--- Start of Material ---

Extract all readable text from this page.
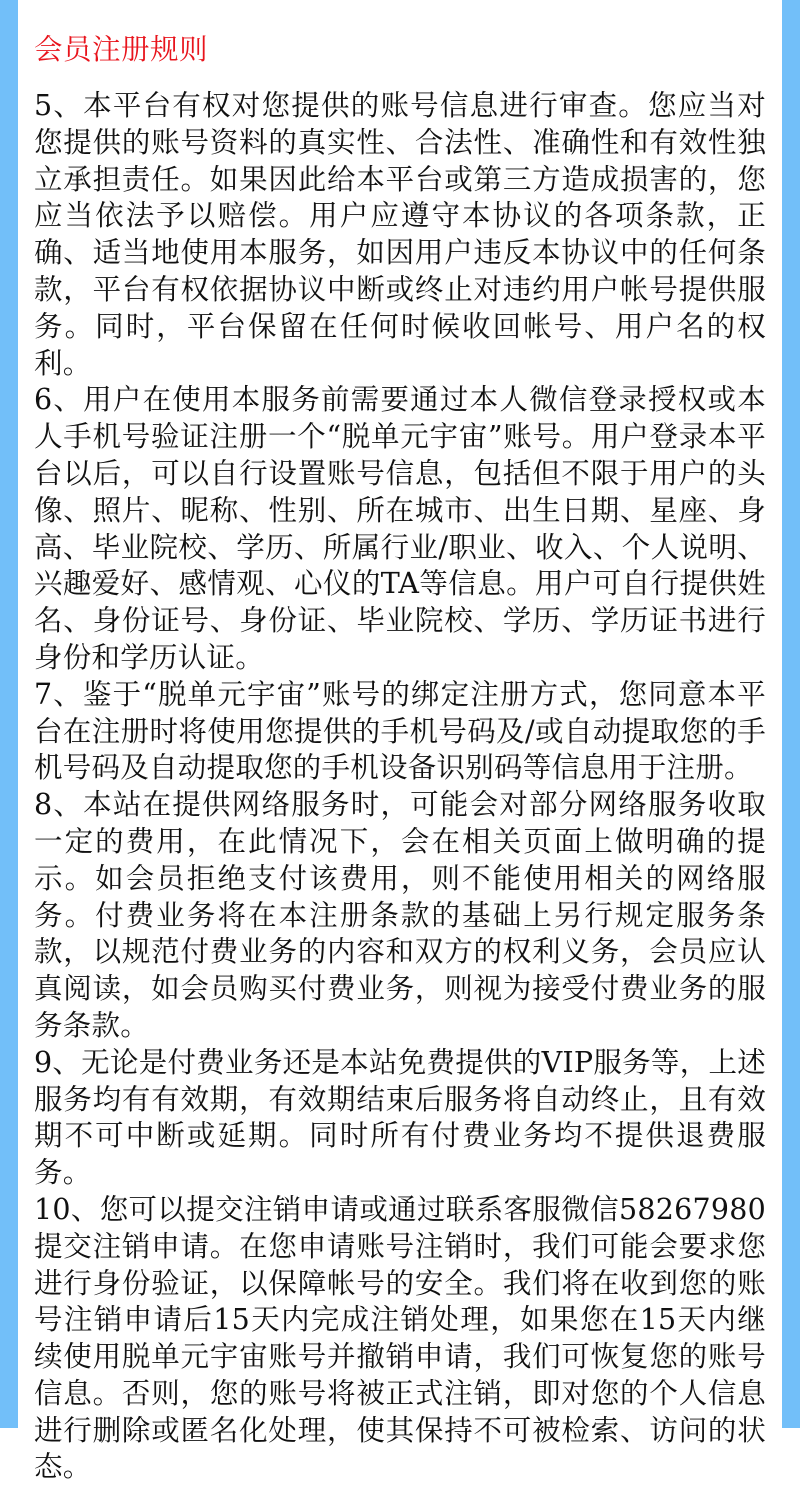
会员注册规则

5、本平台有权对您提供的账号信息进行审查。您应当对您提供的账号资料的真实性、合法性、准确性和有效性独立承担责任。如果因此给本平台或第三方造成损害的，您应当依法予以赔偿。用户应遵守本协议的各项条款，正确、适当地使用本服务，如因用户违反本协议中的任何条款，平台有权依据协议中断或终止对违约用户帐号提供服务。同时，平台保留在任何时候收回帐号、用户名的权利。

6、用户在使用本服务前需要通过本人微信登录授权或本人手机号验证注册一个“脱单元宇宙”账号。用户登录本平台以后，可以自行设置账号信息，包括但不限于用户的头像、照片、昵称、性别、所在城市、出生日期、星座、身高、毕业院校、学历、所属行业/职业、收入、个人说明、兴趣爱好、感情观、心仪的TA等信息。用户可自行提供姓名、身份证号、身份证、毕业院校、学历、学历证书进行身份和学历认证。

7、鉴于“脱单元宇宙”账号的绑定注册方式，您同意本平台在注册时将使用您提供的手机号码及/或自动提取您的手机号码及自动提取您的手机设备识别码等信息用于注册。

8、本站在提供网络服务时，可能会对部分网络服务收取一定的费用，在此情况下，会在相关页面上做明确的提示。如会员拒绝支付该费用，则不能使用相关的网络服务。付费业务将在本注册条款的基础上另行规定服务条款，以规范付费业务的内容和双方的权利义务，会员应认真阅读，如会员购买付费业务，则视为接受付费业务的服务条款。

9、无论是付费业务还是本站免费提供的VIP服务等，上述服务均有有效期，有效期结束后服务将自动终止，且有效期不可中断或延期。同时所有付费业务均不提供退费服务。

10、您可以提交注销申请或通过联系客服微信58267980提交注销申请。在您申请账号注销时，我们可能会要求您进行身份验证，以保障帐号的安全。我们将在收到您的账号注销申请后15天内完成注销处理，如果您在15天内继续使用脱单元宇宙账号并撤销申请，我们可恢复您的账号信息。否则，您的账号将被正式注销，即对您的个人信息进行删除或匿名化处理，使其保持不可被检索、访问的状态。
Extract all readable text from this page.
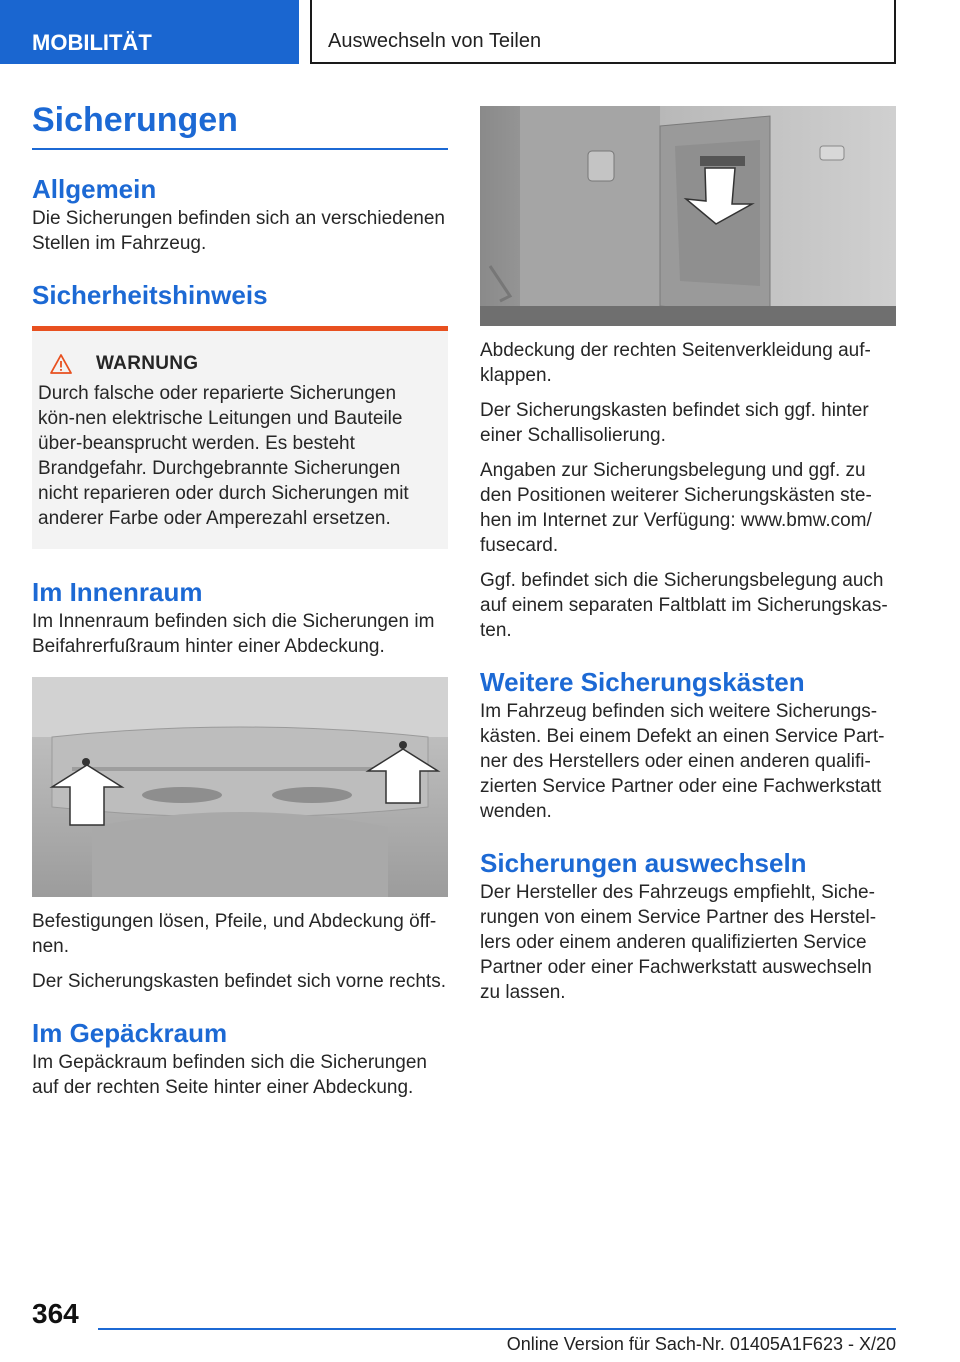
MOBILITÄT	Auswechseln von Teilen
Sicherungen
Allgemein

Die Sicherungen befinden sich an verschiedenen Stellen im Fahrzeug.

Sicherheitshinweis
WARNUNG

Durch falsche oder reparierte Sicherungen kön-nen elektrische Leitungen und Bauteile über-beansprucht werden. Es besteht Brandgefahr. Durchgebrannte Sicherungen nicht reparieren oder durch Sicherungen mit anderer Farbe oder Amperezahl ersetzen.

Im Innenraum

Im Innenraum befinden sich die Sicherungen im Beifahrerfußraum hinter einer Abdeckung.

Befestigungen lösen, Pfeile, und Abdeckung öff-nen.

Der Sicherungskasten befindet sich vorne rechts.

Im Gepäckraum

Im Gepäckraum befinden sich die Sicherungen auf der rechten Seite hinter einer Abdeckung.

Abdeckung der rechten Seitenverkleidung auf-klappen.

Der Sicherungskasten befindet sich ggf. hinter einer Schallisolierung.

Angaben zur Sicherungsbelegung und ggf. zu den Positionen weiterer Sicherungskästen ste-hen im Internet zur Verfügung: www.bmw.com/ fusecard.

Ggf. befindet sich die Sicherungsbelegung auch auf einem separaten Faltblatt im Sicherungskas-ten.

Weitere Sicherungskästen

Im Fahrzeug befinden sich weitere Sicherungs-kästen. Bei einem Defekt an einen Service Part-ner des Herstellers oder einen anderen qualifi-zierten Service Partner oder eine Fachwerkstatt wenden.

Sicherungen auswechseln

Der Hersteller des Fahrzeugs empfiehlt, Siche-rungen von einem Service Partner des Herstel-lers oder einem anderen qualifizierten Service Partner oder einer Fachwerkstatt auswechseln zu lassen.

364
Online Version für Sach-Nr. 01405A1F623 - X/20
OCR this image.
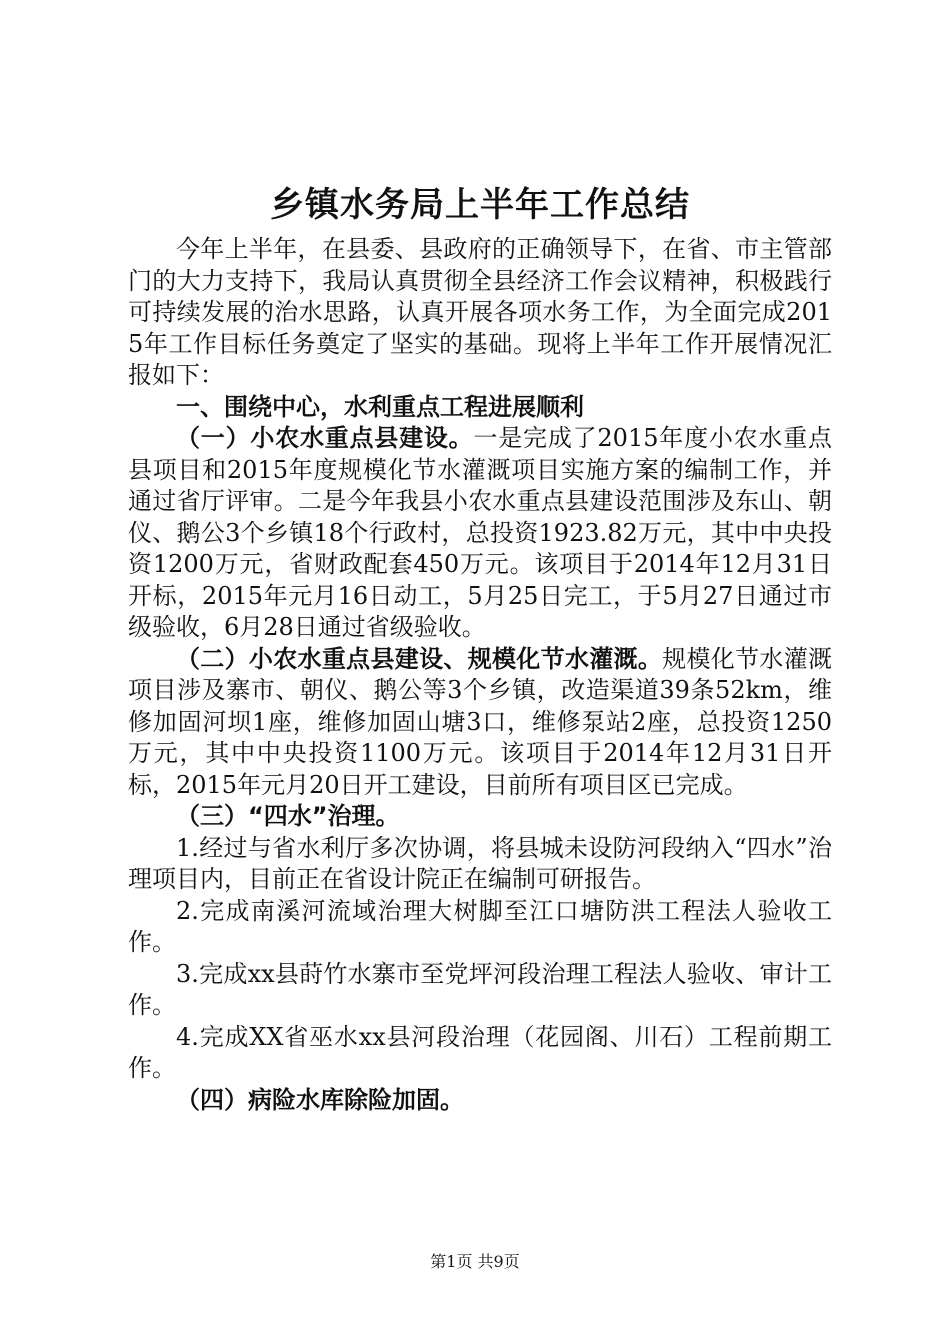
乡镇水务局上半年工作总结

今年上半年，在县委、县政府的正确领导下，在省、市主管部门的大力支持下，我局认真贯彻全县经济工作会议精神，积极践行可持续发展的治水思路，认真开展各项水务工作，为全面完成2015年工作目标任务奠定了坚实的基础。现将上半年工作开展情况汇报如下：

一、围绕中心，水利重点工程进展顺利

（一）小农水重点县建设。一是完成了2015年度小农水重点县项目和2015年度规模化节水灌溉项目实施方案的编制工作，并通过省厅评审。二是今年我县小农水重点县建设范围涉及东山、朝仪、鹅公3个乡镇18个行政村，总投资1923.82万元，其中中央投资1200万元，省财政配套450万元。该项目于2014年12月31日开标，2015年元月16日动工，5月25日完工，于5月27日通过市级验收，6月28日通过省级验收。

（二）小农水重点县建设、规模化节水灌溉。规模化节水灌溉项目涉及寨市、朝仪、鹅公等3个乡镇，改造渠道39条52km，维修加固河坝1座，维修加固山塘3口，维修泵站2座，总投资1250万元，其中中央投资1100万元。该项目于2014年12月31日开标，2015年元月20日开工建设，目前所有项目区已完成。

（三）“四水”治理。

1.经过与省水利厅多次协调，将县城未设防河段纳入“四水”治理项目内，目前正在省设计院正在编制可研报告。

2.完成南溪河流域治理大树脚至江口塘防洪工程法人验收工作。

3.完成xx县莳竹水寨市至党坪河段治理工程法人验收、审计工作。

4.完成XX省巫水xx县河段治理（花园阁、川石）工程前期工作。

（四）病险水库除险加固。

第1页 共9页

--- End of Material ---

Extract exactly the lines above from the line containing "OCR this image." through the last one, both ends included, but not the pictures.

▶ _Result of the task_
OCR this image.
乡镇水务局上半年工作总结

今年上半年，在县委、县政府的正确领导下，在省、市主管部门的大力支持下，我局认真贯彻全县经济工作会议精神，积极践行可持续发展的治水思路，认真开展各项水务工作，为全面完成2015年工作目标任务奠定了坚实的基础。现将上半年工作开展情况汇报如下：

一、围绕中心，水利重点工程进展顺利

（一）小农水重点县建设。一是完成了2015年度小农水重点县项目和2015年度规模化节水灌溉项目实施方案的编制工作，并通过省厅评审。二是今年我县小农水重点县建设范围涉及东山、朝仪、鹅公3个乡镇18个行政村，总投资1923.82万元，其中中央投资1200万元，省财政配套450万元。该项目于2014年12月31日开标，2015年元月16日动工，5月25日完工，于5月27日通过市级验收，6月28日通过省级验收。

（二）小农水重点县建设、规模化节水灌溉。规模化节水灌溉项目涉及寨市、朝仪、鹅公等3个乡镇，改造渠道39条52km，维修加固河坝1座，维修加固山塘3口，维修泵站2座，总投资1250万元，其中中央投资1100万元。该项目于2014年12月31日开标，2015年元月20日开工建设，目前所有项目区已完成。

（三）“四水”治理。

1.经过与省水利厅多次协调，将县城未设防河段纳入“四水”治理项目内，目前正在省设计院正在编制可研报告。

2.完成南溪河流域治理大树脚至江口塘防洪工程法人验收工作。

3.完成xx县莳竹水寨市至党坪河段治理工程法人验收、审计工作。

4.完成XX省巫水xx县河段治理（花园阁、川石）工程前期工作。

（四）病险水库除险加固。

第1页 共9页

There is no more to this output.